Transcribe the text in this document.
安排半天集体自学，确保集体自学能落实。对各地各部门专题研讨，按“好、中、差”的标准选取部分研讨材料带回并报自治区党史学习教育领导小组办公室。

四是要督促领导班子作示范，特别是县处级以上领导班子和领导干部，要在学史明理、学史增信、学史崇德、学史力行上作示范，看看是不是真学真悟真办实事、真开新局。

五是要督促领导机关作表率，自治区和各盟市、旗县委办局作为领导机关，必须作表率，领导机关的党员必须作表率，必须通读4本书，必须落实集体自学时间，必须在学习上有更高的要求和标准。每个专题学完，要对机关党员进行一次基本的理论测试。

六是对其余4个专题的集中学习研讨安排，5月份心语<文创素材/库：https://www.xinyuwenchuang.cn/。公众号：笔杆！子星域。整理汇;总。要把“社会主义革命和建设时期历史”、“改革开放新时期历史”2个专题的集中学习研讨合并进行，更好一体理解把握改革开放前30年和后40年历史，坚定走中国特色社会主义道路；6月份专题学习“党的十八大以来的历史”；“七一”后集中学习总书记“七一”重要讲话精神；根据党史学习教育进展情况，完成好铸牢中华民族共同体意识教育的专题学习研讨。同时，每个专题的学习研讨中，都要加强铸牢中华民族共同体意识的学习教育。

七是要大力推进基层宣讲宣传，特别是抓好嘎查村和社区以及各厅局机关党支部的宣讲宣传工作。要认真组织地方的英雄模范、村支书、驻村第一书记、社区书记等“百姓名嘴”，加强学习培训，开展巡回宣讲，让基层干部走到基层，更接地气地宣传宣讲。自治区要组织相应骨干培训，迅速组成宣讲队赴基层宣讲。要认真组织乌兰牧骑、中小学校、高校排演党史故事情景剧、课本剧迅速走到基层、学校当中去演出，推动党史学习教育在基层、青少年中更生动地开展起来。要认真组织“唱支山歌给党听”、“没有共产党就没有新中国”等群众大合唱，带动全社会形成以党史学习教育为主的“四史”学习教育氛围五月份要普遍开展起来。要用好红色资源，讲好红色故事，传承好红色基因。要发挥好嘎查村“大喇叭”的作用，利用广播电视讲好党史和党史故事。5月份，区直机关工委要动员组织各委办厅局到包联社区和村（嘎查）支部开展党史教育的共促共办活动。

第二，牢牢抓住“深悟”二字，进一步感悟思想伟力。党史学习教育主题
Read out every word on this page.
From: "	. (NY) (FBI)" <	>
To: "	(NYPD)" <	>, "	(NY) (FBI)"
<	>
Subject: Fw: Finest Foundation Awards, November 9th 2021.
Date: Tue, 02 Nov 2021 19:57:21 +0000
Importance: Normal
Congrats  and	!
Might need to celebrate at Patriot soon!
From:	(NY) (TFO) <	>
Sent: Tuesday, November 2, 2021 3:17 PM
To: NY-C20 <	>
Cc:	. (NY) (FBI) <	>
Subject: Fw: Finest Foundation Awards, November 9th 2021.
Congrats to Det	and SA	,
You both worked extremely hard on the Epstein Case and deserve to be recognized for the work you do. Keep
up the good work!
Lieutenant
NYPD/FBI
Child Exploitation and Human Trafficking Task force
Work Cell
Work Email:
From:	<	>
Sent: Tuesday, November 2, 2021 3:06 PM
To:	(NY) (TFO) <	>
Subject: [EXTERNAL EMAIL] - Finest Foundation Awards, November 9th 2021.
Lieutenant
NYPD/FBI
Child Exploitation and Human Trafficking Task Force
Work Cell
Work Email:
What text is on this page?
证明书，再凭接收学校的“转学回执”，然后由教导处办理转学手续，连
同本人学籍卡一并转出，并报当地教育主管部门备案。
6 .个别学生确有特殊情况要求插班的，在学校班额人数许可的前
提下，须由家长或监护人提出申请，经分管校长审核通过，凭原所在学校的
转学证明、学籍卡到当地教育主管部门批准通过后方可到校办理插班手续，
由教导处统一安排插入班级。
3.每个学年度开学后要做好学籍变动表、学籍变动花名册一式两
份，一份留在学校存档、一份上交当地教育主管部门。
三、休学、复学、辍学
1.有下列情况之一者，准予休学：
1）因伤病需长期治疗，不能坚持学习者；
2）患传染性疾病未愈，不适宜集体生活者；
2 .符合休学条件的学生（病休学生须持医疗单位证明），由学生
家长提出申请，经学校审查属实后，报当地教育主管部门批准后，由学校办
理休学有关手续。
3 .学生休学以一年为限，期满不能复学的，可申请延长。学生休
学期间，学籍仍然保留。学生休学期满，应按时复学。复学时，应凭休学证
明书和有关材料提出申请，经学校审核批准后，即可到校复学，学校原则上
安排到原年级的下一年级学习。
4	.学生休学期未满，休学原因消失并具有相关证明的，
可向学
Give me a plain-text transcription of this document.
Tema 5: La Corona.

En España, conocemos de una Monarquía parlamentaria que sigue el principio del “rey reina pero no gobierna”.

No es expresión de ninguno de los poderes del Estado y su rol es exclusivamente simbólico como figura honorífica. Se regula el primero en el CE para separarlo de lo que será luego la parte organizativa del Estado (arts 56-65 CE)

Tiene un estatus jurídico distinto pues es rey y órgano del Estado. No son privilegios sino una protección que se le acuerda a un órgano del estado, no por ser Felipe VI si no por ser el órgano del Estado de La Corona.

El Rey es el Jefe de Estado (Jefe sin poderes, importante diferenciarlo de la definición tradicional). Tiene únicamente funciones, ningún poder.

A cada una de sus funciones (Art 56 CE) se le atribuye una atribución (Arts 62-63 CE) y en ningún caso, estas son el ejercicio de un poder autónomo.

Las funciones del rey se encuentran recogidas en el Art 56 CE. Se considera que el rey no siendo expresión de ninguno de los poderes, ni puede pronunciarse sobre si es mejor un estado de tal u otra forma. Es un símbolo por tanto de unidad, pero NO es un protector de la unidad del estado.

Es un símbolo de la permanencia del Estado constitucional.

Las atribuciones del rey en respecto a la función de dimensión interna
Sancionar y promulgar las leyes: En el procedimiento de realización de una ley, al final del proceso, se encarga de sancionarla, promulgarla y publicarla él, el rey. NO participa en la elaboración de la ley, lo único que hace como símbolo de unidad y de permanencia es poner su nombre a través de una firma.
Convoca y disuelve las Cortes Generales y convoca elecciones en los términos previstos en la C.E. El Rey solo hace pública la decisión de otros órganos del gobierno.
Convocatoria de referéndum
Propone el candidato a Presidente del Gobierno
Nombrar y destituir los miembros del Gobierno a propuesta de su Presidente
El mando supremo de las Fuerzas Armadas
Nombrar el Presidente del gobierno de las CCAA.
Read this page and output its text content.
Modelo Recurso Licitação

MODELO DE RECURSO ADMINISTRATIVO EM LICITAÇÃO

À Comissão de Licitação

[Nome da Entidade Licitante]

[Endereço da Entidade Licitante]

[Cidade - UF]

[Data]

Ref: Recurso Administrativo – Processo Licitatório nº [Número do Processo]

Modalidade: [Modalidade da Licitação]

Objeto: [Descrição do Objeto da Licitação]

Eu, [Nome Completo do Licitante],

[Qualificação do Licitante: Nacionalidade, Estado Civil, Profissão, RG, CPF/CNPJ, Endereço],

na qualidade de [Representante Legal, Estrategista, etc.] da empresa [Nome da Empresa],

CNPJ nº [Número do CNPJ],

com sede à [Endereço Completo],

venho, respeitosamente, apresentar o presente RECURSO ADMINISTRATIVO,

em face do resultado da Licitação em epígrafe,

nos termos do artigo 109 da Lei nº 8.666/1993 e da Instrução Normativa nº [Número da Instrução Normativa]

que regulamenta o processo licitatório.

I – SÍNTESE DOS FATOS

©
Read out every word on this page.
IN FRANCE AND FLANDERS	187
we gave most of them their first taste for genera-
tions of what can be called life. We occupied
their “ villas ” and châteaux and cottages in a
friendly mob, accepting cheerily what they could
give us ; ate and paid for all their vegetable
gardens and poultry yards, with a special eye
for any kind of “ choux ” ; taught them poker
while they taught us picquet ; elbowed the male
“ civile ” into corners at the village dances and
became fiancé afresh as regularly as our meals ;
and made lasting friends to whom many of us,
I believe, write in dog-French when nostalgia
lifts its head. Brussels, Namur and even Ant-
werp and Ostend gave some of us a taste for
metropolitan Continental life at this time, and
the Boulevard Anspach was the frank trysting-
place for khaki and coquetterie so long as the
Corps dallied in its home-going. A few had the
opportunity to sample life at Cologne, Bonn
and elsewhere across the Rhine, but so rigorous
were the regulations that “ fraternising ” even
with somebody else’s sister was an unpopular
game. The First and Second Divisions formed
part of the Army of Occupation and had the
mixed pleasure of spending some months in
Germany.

-.-.-

● Short problem
Out of the material above, gather each line where "even" appears.

● Exercise response
lifts its head. Brussels, Namur and even Ant-
were the regulations that “ fraternising ” even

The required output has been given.